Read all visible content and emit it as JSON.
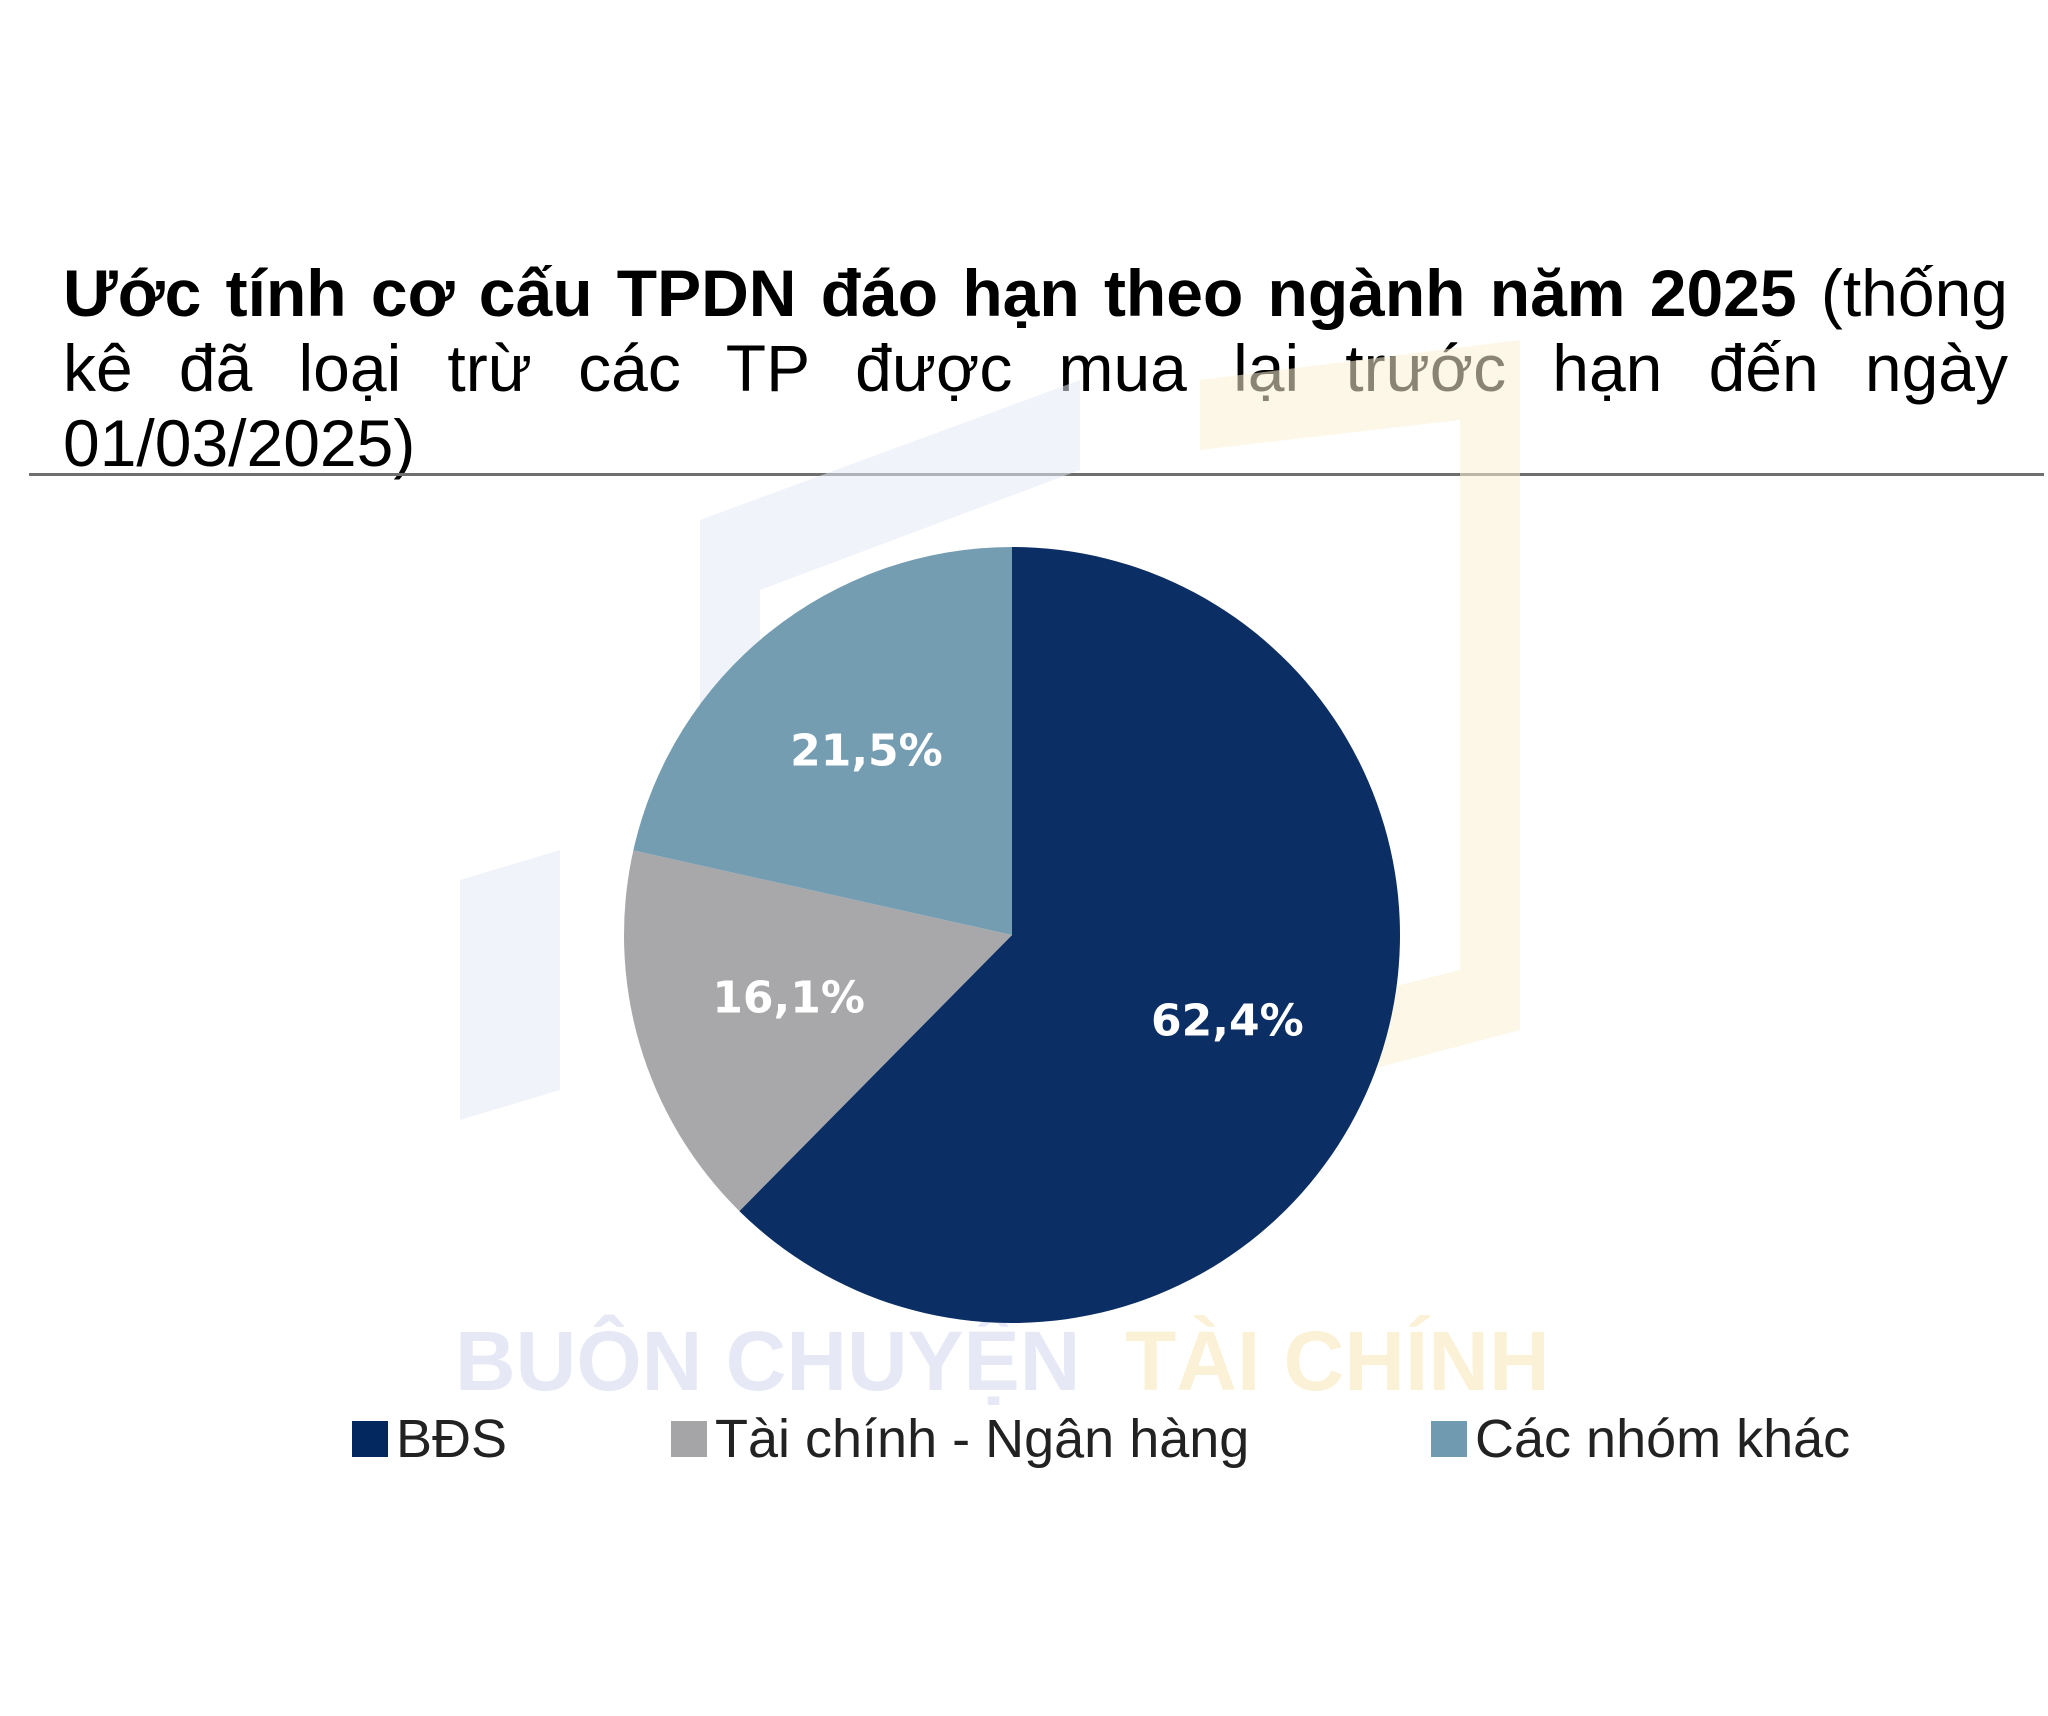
{
  "title": {
    "bold": "Ước tính cơ cấu TPDN đáo hạn theo ngành năm 2025",
    "normal": " (thống kê đã loại trừ các TP được mua lại trước hạn đến ngày 01/03/2025)"
  },
  "watermark": {
    "text_left": "BUÔN CHUYỆN",
    "text_right": "TÀI CHÍNH",
    "color_left": "#e6e9f5",
    "color_right": "#fbf1d6"
  },
  "colors": {
    "bds": "#03275f",
    "taichinh": "#a5a5a8",
    "khac": "#6f9ab0"
  },
  "chart_data": {
    "type": "pie",
    "title": "Ước tính cơ cấu TPDN đáo hạn theo ngành năm 2025 (thống kê đã loại trừ các TP được mua lại trước hạn đến ngày 01/03/2025)",
    "start_angle_deg": 0,
    "direction": "clockwise",
    "legend_position": "bottom",
    "slices": [
      {
        "name": "BĐS",
        "value": 62.4,
        "label": "62,4%",
        "color": "#03275f"
      },
      {
        "name": "Tài chính - Ngân hàng",
        "value": 16.1,
        "label": "16,1%",
        "color": "#a5a5a8"
      },
      {
        "name": "Các nhóm khác",
        "value": 21.5,
        "label": "21,5%",
        "color": "#6f9ab0"
      }
    ]
  },
  "legend": [
    {
      "label": "BĐS",
      "color": "#03275f"
    },
    {
      "label": "Tài chính - Ngân hàng",
      "color": "#a5a5a8"
    },
    {
      "label": "Các nhóm khác",
      "color": "#6f9ab0"
    }
  ]
}
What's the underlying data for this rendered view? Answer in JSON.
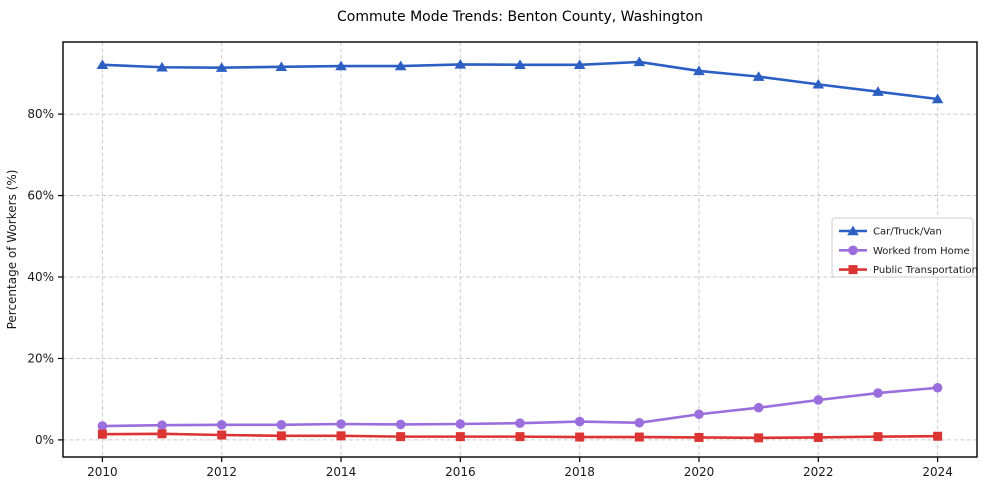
☆ ☆ ☆
Above are the records; copy every line in them that holds the word "JSON".

§ **OUTPUT FOR THIS EXERCISE**:
Read all visible content and emit it as JSON.
What's the underlying data for this rendered view? Answer in JSON.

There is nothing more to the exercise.